PROVIDED ENTRIES |
————

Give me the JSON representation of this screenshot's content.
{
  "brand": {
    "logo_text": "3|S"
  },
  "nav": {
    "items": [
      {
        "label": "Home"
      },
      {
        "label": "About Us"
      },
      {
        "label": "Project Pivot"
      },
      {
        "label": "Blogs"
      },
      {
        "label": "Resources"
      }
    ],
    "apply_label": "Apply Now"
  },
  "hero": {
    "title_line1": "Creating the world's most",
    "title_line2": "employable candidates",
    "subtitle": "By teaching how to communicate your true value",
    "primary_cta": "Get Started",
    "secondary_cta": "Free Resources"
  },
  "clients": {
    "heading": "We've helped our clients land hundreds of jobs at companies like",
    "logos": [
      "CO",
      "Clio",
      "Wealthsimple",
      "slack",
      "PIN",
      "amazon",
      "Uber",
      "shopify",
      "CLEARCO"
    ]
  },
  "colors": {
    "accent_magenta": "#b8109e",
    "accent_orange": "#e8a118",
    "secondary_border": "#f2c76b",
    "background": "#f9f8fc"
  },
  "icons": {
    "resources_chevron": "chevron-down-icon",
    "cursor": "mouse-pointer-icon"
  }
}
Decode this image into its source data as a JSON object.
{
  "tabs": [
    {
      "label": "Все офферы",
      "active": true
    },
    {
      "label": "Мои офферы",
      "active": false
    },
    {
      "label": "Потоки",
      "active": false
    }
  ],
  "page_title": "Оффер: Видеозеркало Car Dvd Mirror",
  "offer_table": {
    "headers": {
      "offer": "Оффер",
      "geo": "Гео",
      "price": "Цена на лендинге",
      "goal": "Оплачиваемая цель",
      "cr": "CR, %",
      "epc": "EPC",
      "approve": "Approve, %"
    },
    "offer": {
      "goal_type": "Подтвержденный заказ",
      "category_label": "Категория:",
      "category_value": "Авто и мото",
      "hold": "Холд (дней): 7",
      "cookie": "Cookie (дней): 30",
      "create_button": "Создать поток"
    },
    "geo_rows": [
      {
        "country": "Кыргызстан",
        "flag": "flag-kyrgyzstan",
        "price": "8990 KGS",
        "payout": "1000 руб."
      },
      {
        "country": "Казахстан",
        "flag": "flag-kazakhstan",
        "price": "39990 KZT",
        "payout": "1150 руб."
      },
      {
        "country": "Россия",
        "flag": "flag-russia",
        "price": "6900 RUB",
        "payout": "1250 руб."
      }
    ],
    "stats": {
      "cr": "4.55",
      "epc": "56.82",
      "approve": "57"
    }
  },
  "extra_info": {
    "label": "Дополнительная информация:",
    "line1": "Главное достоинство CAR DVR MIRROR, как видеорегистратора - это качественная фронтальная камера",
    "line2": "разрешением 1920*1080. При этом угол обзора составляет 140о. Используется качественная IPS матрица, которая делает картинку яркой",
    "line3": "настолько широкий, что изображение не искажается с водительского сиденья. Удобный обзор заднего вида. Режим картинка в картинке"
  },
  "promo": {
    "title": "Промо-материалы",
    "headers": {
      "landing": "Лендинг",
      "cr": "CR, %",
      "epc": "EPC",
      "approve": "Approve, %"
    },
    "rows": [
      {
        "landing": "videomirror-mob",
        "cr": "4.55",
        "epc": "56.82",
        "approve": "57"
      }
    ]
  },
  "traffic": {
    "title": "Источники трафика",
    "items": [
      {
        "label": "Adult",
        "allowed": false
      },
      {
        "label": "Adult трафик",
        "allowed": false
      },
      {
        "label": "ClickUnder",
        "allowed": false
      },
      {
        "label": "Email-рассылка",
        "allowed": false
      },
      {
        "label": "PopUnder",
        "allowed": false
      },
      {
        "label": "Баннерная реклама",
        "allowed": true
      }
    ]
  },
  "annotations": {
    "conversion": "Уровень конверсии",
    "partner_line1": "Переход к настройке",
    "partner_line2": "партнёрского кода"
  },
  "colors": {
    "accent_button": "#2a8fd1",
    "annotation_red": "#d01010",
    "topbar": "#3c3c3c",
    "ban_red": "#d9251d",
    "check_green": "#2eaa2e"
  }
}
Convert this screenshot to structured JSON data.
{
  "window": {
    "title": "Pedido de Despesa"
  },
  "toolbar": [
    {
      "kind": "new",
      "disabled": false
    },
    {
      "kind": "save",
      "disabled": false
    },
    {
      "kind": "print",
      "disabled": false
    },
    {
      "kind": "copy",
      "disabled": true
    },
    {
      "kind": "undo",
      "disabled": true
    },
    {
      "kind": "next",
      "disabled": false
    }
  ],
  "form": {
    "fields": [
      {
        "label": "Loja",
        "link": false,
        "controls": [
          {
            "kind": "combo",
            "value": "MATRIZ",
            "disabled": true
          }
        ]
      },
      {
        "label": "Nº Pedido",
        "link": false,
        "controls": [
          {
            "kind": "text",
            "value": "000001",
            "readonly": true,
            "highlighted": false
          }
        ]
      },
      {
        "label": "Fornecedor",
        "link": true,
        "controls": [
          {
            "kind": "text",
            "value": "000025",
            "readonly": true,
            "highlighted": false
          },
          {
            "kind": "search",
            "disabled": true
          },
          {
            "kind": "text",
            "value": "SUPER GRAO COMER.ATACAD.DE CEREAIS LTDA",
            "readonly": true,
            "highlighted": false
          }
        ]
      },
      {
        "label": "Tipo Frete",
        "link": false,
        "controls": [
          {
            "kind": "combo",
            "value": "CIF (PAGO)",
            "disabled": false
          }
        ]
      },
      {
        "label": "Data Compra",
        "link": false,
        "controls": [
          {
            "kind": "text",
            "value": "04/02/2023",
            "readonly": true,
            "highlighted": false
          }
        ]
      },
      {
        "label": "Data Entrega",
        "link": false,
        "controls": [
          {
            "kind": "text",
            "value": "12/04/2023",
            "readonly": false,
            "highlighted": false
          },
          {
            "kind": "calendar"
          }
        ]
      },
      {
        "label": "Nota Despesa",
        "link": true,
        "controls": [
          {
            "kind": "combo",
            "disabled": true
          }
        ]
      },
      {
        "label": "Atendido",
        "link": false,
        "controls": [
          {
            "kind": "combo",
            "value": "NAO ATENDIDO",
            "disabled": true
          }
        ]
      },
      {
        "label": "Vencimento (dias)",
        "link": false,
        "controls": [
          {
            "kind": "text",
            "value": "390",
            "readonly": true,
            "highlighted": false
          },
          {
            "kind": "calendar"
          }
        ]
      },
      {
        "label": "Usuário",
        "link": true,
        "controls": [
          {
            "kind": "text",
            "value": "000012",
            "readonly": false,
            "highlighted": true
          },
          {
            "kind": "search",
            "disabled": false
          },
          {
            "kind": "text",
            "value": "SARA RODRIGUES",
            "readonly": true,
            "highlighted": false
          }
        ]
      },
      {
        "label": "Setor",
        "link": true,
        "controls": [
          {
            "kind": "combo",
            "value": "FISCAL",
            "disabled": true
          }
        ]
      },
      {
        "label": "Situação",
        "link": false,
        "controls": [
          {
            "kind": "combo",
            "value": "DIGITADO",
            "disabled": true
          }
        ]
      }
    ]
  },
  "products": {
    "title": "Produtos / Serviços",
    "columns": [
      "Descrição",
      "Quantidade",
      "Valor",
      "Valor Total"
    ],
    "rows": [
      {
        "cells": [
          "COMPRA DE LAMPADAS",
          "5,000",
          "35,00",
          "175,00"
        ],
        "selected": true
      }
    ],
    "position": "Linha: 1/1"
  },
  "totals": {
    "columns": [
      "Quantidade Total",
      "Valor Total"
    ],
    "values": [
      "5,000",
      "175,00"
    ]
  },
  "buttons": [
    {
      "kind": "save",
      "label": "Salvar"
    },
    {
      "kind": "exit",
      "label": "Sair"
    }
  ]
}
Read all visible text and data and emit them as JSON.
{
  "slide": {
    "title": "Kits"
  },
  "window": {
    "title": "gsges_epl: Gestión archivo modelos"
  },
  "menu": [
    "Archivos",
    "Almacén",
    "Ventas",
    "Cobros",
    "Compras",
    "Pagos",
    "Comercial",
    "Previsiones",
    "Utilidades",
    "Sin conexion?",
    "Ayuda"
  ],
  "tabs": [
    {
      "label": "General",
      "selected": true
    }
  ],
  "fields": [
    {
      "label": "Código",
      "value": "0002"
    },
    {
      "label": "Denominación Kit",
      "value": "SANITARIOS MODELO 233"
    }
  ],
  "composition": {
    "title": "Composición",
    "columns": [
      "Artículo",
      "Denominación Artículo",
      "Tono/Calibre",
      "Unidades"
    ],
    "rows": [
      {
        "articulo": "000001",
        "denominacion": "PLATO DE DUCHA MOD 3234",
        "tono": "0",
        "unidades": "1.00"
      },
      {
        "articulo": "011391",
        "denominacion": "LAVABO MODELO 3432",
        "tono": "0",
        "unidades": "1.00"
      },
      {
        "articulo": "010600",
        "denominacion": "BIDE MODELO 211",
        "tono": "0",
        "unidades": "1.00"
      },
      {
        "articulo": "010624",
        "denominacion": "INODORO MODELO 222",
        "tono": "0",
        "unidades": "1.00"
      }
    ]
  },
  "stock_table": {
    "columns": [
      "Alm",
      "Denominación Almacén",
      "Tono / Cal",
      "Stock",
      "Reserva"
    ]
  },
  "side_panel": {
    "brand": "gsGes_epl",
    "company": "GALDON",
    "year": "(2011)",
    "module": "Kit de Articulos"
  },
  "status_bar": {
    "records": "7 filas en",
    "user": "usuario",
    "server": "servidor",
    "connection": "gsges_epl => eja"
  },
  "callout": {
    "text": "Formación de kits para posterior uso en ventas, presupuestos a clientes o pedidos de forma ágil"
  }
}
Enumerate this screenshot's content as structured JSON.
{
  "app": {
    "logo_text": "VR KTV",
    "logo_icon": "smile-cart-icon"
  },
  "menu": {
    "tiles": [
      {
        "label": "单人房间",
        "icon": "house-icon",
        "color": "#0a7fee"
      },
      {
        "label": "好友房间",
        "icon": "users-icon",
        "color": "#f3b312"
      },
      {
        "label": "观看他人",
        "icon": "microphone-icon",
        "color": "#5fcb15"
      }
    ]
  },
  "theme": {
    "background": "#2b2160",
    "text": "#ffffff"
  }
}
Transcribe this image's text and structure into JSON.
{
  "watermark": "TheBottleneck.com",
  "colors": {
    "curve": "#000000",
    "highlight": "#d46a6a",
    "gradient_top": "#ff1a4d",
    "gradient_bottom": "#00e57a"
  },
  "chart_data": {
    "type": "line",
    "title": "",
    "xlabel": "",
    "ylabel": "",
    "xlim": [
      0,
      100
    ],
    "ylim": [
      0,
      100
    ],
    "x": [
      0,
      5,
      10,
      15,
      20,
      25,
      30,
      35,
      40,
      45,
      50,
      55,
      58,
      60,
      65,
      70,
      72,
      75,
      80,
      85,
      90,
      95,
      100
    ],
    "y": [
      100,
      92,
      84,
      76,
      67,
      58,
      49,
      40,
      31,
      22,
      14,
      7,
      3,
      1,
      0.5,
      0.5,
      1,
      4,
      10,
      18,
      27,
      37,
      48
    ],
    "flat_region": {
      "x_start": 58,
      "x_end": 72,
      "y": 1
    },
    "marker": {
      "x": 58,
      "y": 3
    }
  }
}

————

WORK TO COMPLETE | The word "into" may appear on some lines of these records; state how many such lines there are, and nothing else.

ANSWER TO THE PROBLEM | 2